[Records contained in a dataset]
__________

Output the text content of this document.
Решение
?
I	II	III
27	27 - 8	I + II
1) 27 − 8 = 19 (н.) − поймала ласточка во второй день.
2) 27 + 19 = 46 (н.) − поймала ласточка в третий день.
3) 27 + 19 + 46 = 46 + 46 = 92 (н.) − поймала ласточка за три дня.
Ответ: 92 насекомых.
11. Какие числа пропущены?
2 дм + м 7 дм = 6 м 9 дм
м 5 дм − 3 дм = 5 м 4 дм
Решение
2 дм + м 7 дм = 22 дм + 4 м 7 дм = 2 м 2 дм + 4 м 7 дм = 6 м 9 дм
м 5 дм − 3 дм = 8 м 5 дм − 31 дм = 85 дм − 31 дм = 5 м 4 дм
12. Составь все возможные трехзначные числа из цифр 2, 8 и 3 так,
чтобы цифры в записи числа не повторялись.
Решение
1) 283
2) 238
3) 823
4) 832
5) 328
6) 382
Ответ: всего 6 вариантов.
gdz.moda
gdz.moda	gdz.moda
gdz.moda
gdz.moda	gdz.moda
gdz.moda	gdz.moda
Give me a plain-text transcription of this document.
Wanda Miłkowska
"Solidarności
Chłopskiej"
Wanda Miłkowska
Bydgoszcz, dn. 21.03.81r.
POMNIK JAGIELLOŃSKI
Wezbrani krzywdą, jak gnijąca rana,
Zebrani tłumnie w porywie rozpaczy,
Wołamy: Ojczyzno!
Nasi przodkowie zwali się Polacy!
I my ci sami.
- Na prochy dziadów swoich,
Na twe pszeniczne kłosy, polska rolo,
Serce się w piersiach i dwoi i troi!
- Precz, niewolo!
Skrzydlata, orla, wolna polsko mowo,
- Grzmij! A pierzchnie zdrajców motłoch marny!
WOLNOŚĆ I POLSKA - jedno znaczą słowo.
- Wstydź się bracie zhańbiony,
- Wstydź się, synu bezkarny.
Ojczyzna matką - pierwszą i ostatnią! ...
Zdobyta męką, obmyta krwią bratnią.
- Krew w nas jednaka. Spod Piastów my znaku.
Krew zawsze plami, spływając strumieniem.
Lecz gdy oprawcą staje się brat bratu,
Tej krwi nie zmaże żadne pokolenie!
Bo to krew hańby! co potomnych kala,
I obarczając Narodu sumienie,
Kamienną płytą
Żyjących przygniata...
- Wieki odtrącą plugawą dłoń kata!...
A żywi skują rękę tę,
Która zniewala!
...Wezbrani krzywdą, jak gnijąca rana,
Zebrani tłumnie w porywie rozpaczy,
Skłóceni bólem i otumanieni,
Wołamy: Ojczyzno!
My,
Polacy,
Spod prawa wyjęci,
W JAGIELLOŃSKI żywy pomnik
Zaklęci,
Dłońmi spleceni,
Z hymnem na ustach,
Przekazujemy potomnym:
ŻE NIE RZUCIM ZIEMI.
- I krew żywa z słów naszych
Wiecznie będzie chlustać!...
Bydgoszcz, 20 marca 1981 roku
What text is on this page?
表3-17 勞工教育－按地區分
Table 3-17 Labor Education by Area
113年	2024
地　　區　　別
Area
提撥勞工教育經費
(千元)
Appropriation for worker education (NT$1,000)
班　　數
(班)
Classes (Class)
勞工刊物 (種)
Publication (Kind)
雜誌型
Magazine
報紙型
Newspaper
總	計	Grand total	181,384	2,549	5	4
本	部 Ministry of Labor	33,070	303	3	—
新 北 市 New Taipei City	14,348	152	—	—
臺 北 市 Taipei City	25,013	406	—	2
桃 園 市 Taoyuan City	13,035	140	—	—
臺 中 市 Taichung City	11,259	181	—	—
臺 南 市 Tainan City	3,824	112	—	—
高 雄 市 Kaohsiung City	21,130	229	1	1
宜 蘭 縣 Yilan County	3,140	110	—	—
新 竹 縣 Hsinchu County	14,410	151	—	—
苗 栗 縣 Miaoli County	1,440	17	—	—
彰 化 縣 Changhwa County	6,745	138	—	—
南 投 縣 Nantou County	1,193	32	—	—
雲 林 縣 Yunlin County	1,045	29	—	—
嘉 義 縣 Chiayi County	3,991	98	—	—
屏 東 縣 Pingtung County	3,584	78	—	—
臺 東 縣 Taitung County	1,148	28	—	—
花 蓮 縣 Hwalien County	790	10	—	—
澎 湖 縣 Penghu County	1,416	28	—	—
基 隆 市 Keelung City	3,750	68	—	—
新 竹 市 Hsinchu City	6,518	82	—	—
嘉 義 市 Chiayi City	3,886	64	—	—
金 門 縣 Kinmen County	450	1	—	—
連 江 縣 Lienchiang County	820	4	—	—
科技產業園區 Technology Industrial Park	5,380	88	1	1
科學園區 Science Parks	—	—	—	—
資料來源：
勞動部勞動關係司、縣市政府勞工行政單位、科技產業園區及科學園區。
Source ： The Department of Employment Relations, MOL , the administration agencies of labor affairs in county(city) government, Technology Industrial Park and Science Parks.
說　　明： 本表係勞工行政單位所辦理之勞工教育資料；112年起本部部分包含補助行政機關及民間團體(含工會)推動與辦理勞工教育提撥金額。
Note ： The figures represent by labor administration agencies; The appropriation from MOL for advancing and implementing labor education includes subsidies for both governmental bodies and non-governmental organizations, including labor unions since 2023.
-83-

__________

▶ _PROBLEM TO SOLVE_
Copy each line from the records above that includes the string "Ответ".

▶ _SOLUTION FOR THIS TASK_
Ответ: 92 насекомых.
Ответ: всего 6 вариантов.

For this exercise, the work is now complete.